DATASET ENTRIES
-------

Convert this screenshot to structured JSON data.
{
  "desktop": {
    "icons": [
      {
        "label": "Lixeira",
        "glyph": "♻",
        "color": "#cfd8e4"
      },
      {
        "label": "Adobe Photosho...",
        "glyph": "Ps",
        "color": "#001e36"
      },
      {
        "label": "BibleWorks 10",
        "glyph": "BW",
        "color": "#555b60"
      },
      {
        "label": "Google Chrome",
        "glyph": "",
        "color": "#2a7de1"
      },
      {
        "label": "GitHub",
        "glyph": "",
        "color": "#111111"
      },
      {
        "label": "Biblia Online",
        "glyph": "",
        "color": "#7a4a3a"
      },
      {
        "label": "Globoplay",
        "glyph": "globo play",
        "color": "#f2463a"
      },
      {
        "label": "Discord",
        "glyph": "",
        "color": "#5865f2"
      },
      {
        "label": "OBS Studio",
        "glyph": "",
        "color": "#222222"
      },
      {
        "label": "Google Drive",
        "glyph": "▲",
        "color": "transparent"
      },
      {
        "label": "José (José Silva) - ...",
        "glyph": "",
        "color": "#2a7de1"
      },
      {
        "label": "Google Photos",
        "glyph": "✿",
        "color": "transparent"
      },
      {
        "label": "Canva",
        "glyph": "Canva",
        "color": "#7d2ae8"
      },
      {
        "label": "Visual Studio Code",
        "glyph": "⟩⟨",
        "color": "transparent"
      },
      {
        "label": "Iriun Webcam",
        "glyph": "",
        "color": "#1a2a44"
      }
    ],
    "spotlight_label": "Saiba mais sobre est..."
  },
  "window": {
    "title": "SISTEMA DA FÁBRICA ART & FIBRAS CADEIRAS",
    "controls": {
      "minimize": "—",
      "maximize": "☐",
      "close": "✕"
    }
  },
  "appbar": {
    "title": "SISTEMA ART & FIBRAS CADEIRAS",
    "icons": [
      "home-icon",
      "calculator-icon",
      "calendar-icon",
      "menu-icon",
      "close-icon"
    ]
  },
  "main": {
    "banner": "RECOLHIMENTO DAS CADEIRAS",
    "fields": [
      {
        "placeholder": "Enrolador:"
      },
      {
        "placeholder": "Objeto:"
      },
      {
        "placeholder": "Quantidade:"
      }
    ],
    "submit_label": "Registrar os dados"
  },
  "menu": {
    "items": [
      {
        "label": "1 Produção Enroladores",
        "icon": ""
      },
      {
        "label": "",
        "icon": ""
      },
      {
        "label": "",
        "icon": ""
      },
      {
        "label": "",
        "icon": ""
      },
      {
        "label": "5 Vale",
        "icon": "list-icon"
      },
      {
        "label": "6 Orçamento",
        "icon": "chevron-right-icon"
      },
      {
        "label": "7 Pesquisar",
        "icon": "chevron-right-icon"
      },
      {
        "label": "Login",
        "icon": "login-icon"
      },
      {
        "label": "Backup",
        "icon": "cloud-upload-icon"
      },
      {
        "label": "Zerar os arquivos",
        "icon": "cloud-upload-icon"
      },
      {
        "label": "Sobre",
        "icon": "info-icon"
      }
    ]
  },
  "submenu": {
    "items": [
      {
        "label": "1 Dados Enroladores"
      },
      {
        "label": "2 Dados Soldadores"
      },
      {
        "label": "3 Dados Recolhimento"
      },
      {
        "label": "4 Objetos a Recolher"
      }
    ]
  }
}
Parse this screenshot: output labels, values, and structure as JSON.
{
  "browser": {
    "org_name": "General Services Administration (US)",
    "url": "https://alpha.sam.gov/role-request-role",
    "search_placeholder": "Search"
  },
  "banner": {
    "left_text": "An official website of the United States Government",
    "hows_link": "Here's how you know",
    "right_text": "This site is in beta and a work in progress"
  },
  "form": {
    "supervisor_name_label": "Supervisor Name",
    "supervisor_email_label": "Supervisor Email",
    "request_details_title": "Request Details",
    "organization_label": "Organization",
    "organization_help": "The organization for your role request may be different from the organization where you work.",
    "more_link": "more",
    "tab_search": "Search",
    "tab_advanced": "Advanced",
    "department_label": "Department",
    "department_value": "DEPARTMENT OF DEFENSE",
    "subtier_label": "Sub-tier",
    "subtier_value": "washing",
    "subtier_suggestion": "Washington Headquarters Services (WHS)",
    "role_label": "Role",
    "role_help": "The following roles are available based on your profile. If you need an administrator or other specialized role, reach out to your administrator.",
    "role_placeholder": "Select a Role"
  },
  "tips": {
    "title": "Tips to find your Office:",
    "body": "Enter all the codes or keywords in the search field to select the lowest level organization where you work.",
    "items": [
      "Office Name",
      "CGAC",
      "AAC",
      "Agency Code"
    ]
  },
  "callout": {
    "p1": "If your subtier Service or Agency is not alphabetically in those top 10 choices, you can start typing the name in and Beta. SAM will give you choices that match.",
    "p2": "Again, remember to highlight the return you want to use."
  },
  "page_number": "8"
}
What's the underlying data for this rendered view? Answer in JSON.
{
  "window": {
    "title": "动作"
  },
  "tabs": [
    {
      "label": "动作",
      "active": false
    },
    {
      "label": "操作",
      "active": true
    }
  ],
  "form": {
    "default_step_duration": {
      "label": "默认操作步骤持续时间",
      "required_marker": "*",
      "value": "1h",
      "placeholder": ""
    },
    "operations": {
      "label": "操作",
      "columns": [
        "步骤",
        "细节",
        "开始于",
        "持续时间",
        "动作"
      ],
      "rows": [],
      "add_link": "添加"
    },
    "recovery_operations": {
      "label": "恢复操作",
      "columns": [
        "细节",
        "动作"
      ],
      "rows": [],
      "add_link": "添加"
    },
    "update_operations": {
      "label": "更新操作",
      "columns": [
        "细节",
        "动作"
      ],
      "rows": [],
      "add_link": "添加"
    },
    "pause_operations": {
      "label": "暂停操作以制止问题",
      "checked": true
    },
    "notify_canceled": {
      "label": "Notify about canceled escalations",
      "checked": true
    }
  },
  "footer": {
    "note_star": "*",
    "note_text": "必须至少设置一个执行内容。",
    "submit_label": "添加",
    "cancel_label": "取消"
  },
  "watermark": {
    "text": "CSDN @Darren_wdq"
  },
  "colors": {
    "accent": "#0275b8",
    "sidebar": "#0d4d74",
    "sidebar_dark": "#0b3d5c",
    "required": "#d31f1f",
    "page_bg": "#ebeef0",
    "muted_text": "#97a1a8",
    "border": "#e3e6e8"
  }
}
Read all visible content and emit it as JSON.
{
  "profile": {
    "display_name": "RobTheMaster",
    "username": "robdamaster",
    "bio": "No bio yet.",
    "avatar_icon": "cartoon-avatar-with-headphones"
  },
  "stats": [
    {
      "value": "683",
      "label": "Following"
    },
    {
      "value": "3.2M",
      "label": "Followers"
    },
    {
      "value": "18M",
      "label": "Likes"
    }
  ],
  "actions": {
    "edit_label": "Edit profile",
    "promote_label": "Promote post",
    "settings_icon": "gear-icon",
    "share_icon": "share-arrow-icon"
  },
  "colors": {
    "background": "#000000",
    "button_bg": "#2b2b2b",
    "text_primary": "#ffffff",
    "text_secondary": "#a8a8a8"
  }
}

-------

TASK OBJECTIVE
Repeat only the stretch of lines that begins at the line containing "Read all visible content and emit it as JSON." and ends at the last line above, both included.

REPLY
Read all visible content and emit it as JSON.
{
  "profile": {
    "display_name": "RobTheMaster",
    "username": "robdamaster",
    "bio": "No bio yet.",
    "avatar_icon": "cartoon-avatar-with-headphones"
  },
  "stats": [
    {
      "value": "683",
      "label": "Following"
    },
    {
      "value": "3.2M",
      "label": "Followers"
    },
    {
      "value": "18M",
      "label": "Likes"
    }
  ],
  "actions": {
    "edit_label": "Edit profile",
    "promote_label": "Promote post",
    "settings_icon": "gear-icon",
    "share_icon": "share-arrow-icon"
  },
  "colors": {
    "background": "#000000",
    "button_bg": "#2b2b2b",
    "text_primary": "#ffffff",
    "text_secondary": "#a8a8a8"
  }
}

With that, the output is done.